▸ **TASK REQUIREMENTS**: Copy each line containing the word "铝幕墙板" from the records that follow, please.

====== INPUT DATA ======

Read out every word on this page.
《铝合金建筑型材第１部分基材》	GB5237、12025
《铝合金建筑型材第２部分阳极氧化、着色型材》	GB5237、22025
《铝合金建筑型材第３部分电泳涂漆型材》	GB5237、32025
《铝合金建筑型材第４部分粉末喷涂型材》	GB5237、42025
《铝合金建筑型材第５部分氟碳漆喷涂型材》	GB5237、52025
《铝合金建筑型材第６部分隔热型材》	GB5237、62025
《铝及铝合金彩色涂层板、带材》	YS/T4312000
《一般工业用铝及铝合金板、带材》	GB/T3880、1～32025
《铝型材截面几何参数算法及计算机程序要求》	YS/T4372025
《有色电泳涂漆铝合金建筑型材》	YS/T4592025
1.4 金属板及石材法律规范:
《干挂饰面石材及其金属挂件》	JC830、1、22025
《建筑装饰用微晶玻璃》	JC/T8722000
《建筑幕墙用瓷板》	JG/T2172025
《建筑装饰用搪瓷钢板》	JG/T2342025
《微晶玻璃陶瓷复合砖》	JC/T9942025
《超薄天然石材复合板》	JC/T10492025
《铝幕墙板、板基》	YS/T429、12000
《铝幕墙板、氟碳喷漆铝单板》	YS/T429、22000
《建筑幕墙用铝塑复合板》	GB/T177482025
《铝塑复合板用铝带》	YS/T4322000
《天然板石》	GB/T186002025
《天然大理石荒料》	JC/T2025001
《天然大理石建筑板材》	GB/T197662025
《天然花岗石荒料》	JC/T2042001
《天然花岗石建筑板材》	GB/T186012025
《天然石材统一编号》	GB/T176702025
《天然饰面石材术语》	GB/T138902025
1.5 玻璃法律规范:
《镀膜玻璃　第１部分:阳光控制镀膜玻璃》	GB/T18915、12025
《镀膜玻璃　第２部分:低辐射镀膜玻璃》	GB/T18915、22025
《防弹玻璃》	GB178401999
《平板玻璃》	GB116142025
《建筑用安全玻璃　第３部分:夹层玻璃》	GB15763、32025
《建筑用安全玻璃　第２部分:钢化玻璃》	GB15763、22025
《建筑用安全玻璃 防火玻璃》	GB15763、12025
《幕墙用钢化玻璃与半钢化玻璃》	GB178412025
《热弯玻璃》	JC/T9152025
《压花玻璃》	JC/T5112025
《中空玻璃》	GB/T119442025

======

▸ **FINAL RESULT**:
《铝幕墙板、板基》	YS/T429、12000
《铝幕墙板、氟碳喷漆铝单板》	YS/T429、22000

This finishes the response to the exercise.